Records for this exercise:
'''
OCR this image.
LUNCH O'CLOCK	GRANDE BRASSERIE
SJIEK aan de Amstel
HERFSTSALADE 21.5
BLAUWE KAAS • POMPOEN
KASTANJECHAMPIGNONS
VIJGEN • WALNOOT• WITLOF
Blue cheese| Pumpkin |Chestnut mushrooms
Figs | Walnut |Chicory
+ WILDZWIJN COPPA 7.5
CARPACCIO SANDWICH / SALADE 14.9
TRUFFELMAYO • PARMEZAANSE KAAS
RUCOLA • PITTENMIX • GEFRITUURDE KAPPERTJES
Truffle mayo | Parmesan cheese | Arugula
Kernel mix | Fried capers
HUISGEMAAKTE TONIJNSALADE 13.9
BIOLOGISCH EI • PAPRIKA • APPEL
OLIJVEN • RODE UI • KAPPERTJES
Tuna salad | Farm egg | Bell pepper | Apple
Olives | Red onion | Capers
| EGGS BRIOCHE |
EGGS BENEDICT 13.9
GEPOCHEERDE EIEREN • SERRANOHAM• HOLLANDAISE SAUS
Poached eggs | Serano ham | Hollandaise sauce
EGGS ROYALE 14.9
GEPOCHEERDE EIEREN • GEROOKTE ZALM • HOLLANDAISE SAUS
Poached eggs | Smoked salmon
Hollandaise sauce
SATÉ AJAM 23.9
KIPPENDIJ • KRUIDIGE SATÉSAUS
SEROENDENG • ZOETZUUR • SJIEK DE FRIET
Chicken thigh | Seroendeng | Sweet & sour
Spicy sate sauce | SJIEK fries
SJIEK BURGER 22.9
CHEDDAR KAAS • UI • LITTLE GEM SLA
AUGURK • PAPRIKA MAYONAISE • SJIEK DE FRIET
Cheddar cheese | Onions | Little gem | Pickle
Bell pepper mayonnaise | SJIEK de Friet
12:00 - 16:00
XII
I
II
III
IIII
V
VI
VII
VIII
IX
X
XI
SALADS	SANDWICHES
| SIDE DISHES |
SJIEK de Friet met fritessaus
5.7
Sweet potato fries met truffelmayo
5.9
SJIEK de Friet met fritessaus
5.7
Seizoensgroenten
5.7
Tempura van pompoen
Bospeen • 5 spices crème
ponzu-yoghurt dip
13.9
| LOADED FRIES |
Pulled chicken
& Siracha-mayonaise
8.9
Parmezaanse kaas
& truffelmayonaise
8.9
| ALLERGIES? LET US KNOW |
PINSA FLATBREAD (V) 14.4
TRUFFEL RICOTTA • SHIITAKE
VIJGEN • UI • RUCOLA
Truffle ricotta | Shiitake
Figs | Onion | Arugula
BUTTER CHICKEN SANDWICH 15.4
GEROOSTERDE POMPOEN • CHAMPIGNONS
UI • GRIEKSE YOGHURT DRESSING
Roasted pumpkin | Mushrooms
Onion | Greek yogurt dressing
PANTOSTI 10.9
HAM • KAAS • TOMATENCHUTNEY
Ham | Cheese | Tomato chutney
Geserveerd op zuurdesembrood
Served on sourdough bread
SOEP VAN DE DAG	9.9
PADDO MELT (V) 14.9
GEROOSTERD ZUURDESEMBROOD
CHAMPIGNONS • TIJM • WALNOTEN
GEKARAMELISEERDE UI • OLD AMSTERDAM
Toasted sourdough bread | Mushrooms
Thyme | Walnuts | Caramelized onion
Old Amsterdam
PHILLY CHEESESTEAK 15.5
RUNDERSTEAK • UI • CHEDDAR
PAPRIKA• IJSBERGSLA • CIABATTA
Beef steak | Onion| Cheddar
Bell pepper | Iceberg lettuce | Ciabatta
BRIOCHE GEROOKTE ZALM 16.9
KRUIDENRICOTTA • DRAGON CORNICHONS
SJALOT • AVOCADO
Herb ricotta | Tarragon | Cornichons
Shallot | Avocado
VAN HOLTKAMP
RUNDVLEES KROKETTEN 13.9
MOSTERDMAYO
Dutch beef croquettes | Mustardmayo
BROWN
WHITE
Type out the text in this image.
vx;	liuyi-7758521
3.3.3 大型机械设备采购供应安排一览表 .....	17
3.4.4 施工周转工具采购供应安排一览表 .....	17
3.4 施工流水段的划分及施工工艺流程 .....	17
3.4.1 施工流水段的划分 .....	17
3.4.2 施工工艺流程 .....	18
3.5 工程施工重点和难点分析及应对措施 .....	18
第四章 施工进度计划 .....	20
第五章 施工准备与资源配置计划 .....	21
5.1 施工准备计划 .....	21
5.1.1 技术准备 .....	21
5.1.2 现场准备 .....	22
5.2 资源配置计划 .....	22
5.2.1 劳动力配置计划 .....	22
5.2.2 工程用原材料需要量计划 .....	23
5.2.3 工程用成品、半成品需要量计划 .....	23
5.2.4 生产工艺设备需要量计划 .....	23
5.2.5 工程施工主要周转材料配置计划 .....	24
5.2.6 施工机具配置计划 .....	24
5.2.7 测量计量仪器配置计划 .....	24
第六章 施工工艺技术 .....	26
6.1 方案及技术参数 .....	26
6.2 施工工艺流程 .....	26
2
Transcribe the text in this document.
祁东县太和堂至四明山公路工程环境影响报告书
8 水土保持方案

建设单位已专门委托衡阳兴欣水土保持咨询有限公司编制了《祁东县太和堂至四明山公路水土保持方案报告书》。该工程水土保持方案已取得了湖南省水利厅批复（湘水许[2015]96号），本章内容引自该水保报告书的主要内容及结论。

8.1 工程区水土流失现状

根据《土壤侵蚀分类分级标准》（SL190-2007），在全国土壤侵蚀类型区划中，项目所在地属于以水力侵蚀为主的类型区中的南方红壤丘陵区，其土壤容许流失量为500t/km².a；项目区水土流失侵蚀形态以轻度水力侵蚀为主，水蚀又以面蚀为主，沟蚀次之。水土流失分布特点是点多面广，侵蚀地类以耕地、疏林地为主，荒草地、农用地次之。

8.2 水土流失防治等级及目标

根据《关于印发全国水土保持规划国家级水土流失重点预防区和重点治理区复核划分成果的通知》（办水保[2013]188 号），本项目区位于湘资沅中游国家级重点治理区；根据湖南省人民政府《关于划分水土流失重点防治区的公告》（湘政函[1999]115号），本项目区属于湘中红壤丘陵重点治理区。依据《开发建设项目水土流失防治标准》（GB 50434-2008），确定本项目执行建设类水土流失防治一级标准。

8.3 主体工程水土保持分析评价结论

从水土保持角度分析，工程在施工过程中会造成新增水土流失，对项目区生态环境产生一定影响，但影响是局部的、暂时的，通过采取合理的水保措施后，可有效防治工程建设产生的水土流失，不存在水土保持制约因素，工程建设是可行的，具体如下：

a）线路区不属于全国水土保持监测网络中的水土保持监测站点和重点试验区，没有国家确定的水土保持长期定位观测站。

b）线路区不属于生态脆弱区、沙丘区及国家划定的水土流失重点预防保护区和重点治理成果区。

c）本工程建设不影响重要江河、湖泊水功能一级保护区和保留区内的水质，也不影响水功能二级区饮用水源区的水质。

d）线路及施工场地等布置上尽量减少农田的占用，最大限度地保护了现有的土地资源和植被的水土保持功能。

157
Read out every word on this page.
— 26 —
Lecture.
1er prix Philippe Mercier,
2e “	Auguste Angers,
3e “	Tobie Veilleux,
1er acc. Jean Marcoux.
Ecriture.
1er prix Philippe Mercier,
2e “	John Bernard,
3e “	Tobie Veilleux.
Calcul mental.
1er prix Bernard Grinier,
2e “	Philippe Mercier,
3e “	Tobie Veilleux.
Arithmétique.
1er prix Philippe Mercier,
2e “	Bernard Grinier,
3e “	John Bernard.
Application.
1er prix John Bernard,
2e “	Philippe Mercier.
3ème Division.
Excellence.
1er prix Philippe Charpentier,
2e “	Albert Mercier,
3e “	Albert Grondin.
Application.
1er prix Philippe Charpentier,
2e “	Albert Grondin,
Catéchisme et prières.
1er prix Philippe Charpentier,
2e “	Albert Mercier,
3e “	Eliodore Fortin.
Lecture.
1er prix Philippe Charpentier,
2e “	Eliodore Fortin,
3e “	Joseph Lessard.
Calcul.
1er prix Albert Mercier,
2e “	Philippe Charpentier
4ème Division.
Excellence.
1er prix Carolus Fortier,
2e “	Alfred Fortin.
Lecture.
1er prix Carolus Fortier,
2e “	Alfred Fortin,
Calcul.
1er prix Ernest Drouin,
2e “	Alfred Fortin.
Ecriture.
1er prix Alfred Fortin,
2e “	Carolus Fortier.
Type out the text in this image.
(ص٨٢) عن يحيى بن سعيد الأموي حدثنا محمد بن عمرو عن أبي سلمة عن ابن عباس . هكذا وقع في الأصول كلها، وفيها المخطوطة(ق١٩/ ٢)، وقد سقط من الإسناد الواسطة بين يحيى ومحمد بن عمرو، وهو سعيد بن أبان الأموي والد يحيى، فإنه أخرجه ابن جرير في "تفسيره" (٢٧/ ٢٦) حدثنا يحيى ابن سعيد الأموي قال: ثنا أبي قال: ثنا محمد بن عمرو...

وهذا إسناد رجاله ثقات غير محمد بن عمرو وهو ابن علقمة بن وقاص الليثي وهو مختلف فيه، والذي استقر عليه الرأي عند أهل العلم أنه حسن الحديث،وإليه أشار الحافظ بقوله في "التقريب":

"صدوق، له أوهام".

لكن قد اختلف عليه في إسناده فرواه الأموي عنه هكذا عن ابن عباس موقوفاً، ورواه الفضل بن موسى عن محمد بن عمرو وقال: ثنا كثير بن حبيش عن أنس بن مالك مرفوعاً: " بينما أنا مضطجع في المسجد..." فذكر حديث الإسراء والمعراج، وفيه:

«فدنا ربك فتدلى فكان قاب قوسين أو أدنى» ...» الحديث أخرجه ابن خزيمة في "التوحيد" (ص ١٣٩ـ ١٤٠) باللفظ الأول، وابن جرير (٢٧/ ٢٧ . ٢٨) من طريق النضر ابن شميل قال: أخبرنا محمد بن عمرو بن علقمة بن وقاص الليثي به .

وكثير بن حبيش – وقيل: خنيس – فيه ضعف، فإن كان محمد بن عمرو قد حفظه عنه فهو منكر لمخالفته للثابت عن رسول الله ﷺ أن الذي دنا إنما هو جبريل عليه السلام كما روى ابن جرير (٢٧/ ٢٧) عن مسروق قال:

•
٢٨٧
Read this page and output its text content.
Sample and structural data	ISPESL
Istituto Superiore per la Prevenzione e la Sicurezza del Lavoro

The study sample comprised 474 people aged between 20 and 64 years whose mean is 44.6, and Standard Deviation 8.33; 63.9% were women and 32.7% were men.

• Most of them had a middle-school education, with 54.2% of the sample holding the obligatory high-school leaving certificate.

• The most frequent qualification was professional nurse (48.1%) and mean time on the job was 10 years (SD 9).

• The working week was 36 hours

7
'''
Reproduce only the lines running from the one that contains "Read this page and output its text content." to the last line of the records.

Read this page and output its text content.
Sample and structural data	ISPESL
Istituto Superiore per la Prevenzione e la Sicurezza del Lavoro

The study sample comprised 474 people aged between 20 and 64 years whose mean is 44.6, and Standard Deviation 8.33; 63.9% were women and 32.7% were men.

• Most of them had a middle-school education, with 54.2% of the sample holding the obligatory high-school leaving certificate.

• The most frequent qualification was professional nurse (48.1%) and mean time on the job was 10 years (SD 9).

• The working week was 36 hours

7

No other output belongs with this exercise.